* begin *

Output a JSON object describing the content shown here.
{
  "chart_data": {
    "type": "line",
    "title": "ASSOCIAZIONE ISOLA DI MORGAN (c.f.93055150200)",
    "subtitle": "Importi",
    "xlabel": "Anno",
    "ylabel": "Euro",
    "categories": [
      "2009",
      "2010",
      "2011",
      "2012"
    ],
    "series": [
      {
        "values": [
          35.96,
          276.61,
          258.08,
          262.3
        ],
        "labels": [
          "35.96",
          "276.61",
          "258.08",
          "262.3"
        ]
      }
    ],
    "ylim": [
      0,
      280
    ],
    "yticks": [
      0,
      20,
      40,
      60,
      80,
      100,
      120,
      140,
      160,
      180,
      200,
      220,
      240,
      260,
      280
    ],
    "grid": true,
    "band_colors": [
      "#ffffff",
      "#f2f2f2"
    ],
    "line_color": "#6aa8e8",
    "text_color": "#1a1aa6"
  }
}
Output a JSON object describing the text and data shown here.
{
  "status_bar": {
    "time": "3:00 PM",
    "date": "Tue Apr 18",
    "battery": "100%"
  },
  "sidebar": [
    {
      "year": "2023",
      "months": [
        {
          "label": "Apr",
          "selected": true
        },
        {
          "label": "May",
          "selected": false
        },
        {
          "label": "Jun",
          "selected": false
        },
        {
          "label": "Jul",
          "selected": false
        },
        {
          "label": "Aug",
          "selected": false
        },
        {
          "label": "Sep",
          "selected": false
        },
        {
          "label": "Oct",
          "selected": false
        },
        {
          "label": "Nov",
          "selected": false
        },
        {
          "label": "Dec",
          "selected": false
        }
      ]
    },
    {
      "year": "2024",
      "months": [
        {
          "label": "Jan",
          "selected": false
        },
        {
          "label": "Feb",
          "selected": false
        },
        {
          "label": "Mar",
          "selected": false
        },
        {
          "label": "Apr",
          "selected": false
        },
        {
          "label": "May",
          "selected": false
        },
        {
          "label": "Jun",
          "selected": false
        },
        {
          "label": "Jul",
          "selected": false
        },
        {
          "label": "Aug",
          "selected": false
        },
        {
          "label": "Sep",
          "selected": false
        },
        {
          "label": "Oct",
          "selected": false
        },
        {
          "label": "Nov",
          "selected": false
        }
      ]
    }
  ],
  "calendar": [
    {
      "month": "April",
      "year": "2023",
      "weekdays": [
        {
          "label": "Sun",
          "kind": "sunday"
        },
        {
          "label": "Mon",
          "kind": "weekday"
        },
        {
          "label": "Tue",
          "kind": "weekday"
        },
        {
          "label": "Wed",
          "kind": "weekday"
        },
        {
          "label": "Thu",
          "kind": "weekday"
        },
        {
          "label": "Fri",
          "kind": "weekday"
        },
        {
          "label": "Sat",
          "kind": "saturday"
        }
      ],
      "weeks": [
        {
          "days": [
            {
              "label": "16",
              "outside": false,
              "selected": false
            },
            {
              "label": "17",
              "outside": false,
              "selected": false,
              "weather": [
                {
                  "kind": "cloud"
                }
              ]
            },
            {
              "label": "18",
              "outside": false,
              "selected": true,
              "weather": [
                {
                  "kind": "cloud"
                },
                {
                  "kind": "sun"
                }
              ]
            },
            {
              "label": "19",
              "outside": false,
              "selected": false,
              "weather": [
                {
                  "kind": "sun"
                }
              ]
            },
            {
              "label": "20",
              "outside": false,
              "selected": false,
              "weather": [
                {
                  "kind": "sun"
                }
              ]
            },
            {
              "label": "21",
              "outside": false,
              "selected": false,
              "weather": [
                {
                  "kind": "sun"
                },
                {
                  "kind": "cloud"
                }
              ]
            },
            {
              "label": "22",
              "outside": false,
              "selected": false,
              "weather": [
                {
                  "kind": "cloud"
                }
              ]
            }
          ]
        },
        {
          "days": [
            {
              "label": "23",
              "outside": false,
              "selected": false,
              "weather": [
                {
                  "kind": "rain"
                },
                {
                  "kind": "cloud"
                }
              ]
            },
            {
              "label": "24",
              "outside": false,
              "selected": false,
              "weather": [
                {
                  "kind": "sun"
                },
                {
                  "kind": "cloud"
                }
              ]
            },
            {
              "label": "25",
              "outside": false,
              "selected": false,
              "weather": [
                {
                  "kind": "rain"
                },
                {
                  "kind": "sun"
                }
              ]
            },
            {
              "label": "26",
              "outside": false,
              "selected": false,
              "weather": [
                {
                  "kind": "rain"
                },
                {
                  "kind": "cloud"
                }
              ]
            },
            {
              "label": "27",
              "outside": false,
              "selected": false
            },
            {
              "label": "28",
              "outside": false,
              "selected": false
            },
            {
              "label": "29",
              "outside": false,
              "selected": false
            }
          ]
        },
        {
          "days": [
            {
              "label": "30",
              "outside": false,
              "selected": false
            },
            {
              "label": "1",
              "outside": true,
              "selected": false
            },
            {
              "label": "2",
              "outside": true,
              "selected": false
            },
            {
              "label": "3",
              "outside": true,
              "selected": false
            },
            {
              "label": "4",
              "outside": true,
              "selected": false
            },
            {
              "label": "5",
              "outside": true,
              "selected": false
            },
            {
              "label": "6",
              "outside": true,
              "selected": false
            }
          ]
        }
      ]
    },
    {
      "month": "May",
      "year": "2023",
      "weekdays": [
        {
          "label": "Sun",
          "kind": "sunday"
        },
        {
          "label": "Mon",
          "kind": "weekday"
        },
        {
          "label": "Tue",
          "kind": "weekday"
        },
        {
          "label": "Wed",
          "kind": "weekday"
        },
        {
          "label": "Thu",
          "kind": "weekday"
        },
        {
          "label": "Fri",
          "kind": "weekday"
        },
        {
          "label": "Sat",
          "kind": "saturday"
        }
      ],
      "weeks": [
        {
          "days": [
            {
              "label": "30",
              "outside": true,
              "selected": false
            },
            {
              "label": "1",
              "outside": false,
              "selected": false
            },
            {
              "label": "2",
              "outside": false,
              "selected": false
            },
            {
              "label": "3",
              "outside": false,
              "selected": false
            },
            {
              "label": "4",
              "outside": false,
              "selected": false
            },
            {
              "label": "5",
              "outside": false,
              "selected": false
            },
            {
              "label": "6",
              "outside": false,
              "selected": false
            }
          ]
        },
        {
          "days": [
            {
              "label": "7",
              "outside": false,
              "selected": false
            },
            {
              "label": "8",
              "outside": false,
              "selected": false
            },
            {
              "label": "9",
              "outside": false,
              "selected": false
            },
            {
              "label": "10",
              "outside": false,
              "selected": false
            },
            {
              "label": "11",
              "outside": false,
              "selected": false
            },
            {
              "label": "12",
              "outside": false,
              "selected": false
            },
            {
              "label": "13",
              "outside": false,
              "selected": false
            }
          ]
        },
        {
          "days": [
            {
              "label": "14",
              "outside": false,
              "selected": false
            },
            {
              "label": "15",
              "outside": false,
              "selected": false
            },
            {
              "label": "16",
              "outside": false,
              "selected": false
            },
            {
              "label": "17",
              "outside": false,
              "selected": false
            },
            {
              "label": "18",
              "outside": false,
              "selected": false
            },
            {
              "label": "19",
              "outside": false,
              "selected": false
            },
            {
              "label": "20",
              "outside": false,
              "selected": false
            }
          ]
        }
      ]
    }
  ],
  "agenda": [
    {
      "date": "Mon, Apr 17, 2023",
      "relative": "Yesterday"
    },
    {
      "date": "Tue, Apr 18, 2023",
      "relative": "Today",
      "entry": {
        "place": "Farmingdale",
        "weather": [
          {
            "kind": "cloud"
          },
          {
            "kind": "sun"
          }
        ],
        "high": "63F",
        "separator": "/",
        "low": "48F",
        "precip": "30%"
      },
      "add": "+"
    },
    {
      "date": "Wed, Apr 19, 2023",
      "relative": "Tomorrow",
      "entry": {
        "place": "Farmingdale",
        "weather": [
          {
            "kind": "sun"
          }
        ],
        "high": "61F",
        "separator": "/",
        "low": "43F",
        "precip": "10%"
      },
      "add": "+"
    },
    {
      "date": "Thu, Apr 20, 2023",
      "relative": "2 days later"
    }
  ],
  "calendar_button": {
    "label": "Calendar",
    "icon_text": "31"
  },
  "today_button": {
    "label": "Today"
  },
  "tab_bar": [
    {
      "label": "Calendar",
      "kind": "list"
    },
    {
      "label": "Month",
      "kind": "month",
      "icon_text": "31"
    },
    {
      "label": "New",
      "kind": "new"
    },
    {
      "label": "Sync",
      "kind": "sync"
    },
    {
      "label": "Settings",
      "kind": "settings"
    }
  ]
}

* end *

--- WHAT TO WORK ON ---
Which lines hold the word "describing"? Copy each of them from the records.

--- EXERCISE ANSWER ---
Output a JSON object describing the content shown here.
Output a JSON object describing the text and data shown here.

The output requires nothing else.